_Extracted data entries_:
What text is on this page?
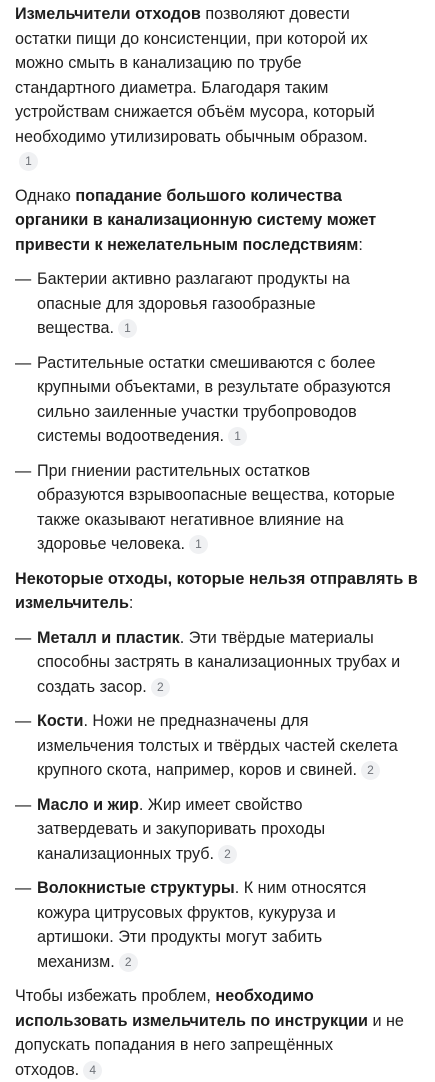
Измельчители отходов позволяют довести
остатки пищи до консистенции, при которой их
можно смыть в канализацию по трубе
стандартного диаметра. Благодаря таким
устройствам снижается объём мусора, который
необходимо утилизировать обычным образом.
1

Однако попадание большого количества
органики в канализационную систему может
привести к нежелательным последствиям:

— Бактерии активно разлагают продукты на
опасные для здоровья газообразные
вещества. 1
— Растительные остатки смешиваются с более
крупными объектами, в результате образуются
сильно заиленные участки трубопроводов
системы водоотведения. 1
— При гниении растительных остатков
образуются взрывоопасные вещества, которые
также оказывают негативное влияние на
здоровье человека. 1

Некоторые отходы, которые нельзя отправлять в
измельчитель:

— Металл и пластик. Эти твёрдые материалы
способны застрять в канализационных трубах и
создать засор. 2
— Кости. Ножи не предназначены для
измельчения толстых и твёрдых частей скелета
крупного скота, например, коров и свиней. 2
— Масло и жир. Жир имеет свойство
затвердевать и закупоривать проходы
канализационных труб. 2
— Волокнистые структуры. К ним относятся
кожура цитрусовых фруктов, кукуруза и
артишоки. Эти продукты могут забить
механизм. 2

Чтобы избежать проблем, необходимо
использовать измельчитель по инструкции и не
допускать попадания в него запрещённых
отходов. 4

_Exercise directions_:
Pull out each line of the records holding the string "канализационных".

_Reply to the task_:
способны застрять в канализационных трубах и
канализационных труб. 2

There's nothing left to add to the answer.